* _What to work on_
Identify the lines that include the word "text", then copy all of them.

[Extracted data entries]

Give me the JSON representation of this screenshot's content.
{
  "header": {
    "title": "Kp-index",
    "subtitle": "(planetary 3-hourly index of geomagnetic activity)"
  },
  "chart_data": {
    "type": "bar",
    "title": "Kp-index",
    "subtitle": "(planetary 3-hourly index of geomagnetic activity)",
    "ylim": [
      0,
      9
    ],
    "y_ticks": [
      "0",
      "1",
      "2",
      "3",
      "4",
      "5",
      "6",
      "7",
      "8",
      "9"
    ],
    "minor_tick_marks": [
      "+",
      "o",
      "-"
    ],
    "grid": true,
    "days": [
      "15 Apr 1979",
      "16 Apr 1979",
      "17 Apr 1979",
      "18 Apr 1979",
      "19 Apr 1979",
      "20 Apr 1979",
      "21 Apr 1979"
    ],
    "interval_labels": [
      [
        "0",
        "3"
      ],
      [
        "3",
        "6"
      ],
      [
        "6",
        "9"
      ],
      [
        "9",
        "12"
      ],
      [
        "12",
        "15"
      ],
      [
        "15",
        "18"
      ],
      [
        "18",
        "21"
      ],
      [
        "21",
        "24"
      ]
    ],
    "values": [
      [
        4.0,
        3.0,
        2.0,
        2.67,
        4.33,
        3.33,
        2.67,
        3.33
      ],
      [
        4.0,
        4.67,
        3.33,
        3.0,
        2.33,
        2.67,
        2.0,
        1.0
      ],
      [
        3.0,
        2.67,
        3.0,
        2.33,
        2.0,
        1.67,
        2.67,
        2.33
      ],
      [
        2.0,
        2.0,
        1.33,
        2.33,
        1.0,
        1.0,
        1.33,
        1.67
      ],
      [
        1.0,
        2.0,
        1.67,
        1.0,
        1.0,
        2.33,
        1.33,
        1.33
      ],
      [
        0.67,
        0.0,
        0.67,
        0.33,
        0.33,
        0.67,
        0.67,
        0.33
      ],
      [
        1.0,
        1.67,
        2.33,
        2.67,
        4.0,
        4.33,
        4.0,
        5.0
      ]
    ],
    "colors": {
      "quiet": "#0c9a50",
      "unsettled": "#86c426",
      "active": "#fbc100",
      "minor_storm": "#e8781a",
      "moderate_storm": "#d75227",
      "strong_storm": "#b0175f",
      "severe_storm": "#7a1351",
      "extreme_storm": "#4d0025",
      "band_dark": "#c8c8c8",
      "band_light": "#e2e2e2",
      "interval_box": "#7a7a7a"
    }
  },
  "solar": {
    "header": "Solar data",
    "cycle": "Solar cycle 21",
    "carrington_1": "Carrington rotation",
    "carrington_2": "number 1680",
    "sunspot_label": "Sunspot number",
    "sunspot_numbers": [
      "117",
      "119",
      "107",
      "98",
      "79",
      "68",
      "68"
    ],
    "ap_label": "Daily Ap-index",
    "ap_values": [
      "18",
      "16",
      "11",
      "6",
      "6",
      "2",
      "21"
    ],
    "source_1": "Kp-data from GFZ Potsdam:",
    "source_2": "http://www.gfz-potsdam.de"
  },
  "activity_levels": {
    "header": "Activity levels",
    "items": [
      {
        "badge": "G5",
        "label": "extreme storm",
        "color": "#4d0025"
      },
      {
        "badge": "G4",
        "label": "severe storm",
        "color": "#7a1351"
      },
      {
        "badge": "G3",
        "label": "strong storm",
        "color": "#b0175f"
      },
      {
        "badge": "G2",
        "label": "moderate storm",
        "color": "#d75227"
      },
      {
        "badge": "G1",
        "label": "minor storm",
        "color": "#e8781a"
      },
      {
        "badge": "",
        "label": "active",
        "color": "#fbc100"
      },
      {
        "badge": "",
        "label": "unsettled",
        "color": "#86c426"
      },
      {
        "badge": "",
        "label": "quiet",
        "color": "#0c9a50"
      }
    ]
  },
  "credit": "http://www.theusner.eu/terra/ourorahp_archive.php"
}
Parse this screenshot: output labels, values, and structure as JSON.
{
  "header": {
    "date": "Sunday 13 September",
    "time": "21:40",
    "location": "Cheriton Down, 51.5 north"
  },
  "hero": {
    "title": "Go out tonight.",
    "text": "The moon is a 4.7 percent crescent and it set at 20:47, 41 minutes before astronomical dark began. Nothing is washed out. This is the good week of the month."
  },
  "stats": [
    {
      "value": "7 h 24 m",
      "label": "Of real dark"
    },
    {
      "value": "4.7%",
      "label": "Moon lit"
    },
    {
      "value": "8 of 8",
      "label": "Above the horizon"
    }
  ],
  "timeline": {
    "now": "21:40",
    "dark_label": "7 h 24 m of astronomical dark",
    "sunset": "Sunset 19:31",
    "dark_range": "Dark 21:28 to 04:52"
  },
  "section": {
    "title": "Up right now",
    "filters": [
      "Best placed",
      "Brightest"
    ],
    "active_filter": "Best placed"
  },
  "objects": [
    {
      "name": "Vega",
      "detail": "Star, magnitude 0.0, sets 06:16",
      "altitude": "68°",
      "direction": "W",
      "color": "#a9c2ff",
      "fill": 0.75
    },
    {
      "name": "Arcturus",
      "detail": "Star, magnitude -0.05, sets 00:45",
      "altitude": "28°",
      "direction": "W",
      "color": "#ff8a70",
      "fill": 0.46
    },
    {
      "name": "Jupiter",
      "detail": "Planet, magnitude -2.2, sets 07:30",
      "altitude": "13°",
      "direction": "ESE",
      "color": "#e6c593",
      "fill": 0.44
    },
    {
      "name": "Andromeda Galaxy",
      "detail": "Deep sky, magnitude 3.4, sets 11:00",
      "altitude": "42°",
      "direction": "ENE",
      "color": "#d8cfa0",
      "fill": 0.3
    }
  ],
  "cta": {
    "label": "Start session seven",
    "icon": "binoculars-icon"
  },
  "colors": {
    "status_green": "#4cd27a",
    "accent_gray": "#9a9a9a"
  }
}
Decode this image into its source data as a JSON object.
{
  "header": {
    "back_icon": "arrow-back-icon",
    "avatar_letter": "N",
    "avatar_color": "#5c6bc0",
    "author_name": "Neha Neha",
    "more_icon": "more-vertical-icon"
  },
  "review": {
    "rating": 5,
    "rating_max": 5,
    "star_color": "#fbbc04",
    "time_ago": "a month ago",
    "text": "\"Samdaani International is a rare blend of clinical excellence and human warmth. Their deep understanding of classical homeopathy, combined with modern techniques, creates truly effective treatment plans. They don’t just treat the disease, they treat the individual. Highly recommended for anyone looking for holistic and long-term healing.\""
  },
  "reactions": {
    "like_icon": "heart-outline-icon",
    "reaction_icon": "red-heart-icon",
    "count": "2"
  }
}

* _Answer for the task_
    "text": "The moon is a 4.7 percent crescent and it set at 20:47, 41 minutes before astronomical dark began. Nothing is washed out. This is the good week of the month."
    "text": "\"Samdaani International is a rare blend of clinical excellence and human warmth. Their deep understanding of classical homeopathy, combined with modern techniques, creates truly effective treatment plans. They don’t just treat the disease, they treat the individual. Highly recommended for anyone looking for holistic and long-term healing.\""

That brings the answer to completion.